> _Extracted material_
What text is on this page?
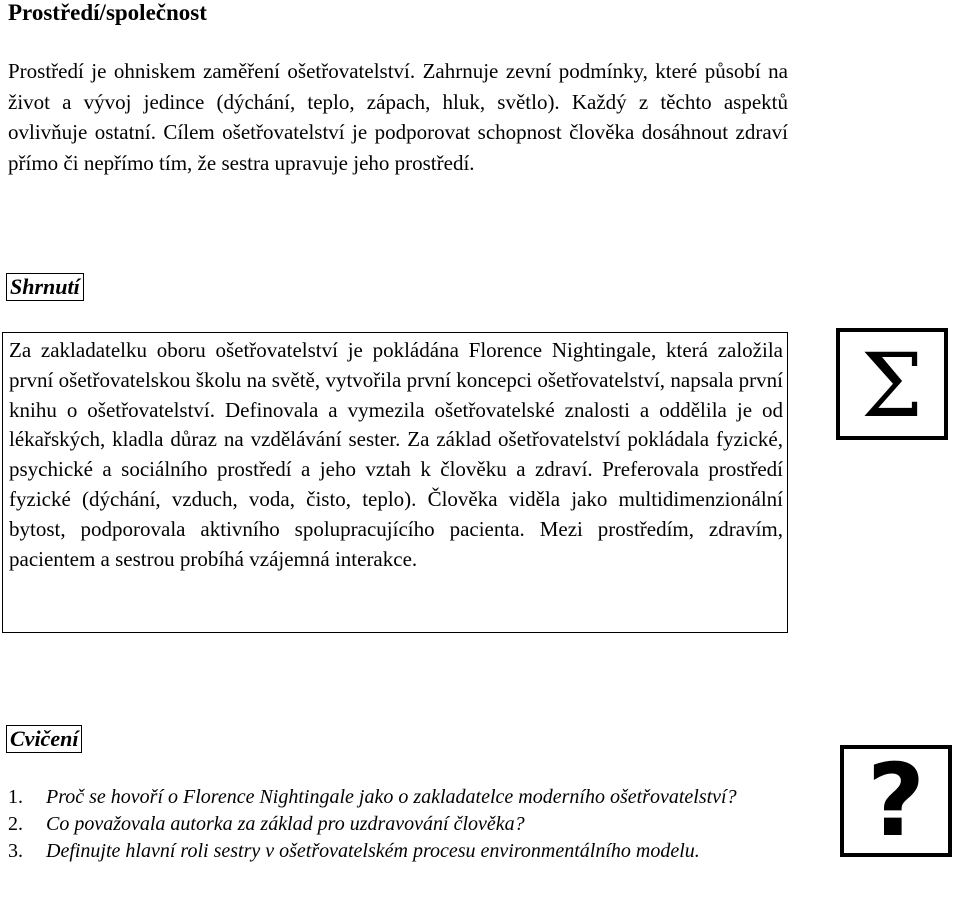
Prostředí/společnost
Prostředí je ohniskem zaměření ošetřovatelství. Zahrnuje zevní podmínky, které působí na život a vývoj jedince (dýchání, teplo, zápach, hluk, světlo). Každý z těchto aspektů ovlivňuje ostatní. Cílem ošetřovatelství je podporovat schopnost člověka dosáhnout zdraví přímo či nepřímo tím, že sestra upravuje jeho prostředí.
Shrnutí
Za zakladatelku oboru ošetřovatelství je pokládána Florence Nightingale, která založila první ošetřovatelskou školu na světě, vytvořila první koncepci ošetřovatelství, napsala první knihu o ošetřovatelství. Definovala a vymezila ošetřovatelské znalosti a oddělila je od lékařských, kladla důraz na vzdělávání sester. Za základ ošetřovatelství pokládala fyzické, psychické a sociálního prostředí a jeho vztah k člověku a zdraví. Preferovala prostředí fyzické (dýchání, vzduch, voda, čisto, teplo). Člověka viděla jako multidimenzionální bytost, podporovala aktivního spolupracujícího pacienta. Mezi prostředím, zdravím, pacientem a sestrou probíhá vzájemná interakce.
Σ
Cvičení
?
1. Proč se hovoří o Florence Nightingale jako o zakladatelce moderního ošetřovatelství?
2. Co považovala autorka za základ pro uzdravování člověka?
3. Definujte hlavní roli sestry v ošetřovatelském procesu environmentálního modelu.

> _Exercise requirements_
Repeat all of the entries word for word, but omit the pictures.

> _Output_
What text is on this page?
Prostředí/společnost
Prostředí je ohniskem zaměření ošetřovatelství. Zahrnuje zevní podmínky, které působí na život a vývoj jedince (dýchání, teplo, zápach, hluk, světlo). Každý z těchto aspektů ovlivňuje ostatní. Cílem ošetřovatelství je podporovat schopnost člověka dosáhnout zdraví přímo či nepřímo tím, že sestra upravuje jeho prostředí.
Shrnutí
Za zakladatelku oboru ošetřovatelství je pokládána Florence Nightingale, která založila první ošetřovatelskou školu na světě, vytvořila první koncepci ošetřovatelství, napsala první knihu o ošetřovatelství. Definovala a vymezila ošetřovatelské znalosti a oddělila je od lékařských, kladla důraz na vzdělávání sester. Za základ ošetřovatelství pokládala fyzické, psychické a sociálního prostředí a jeho vztah k člověku a zdraví. Preferovala prostředí fyzické (dýchání, vzduch, voda, čisto, teplo). Člověka viděla jako multidimenzionální bytost, podporovala aktivního spolupracujícího pacienta. Mezi prostředím, zdravím, pacientem a sestrou probíhá vzájemná interakce.
Σ
Cvičení
?
1. Proč se hovoří o Florence Nightingale jako o zakladatelce moderního ošetřovatelství?
2. Co považovala autorka za základ pro uzdravování člověka?
3. Definujte hlavní roli sestry v ošetřovatelském procesu environmentálního modelu.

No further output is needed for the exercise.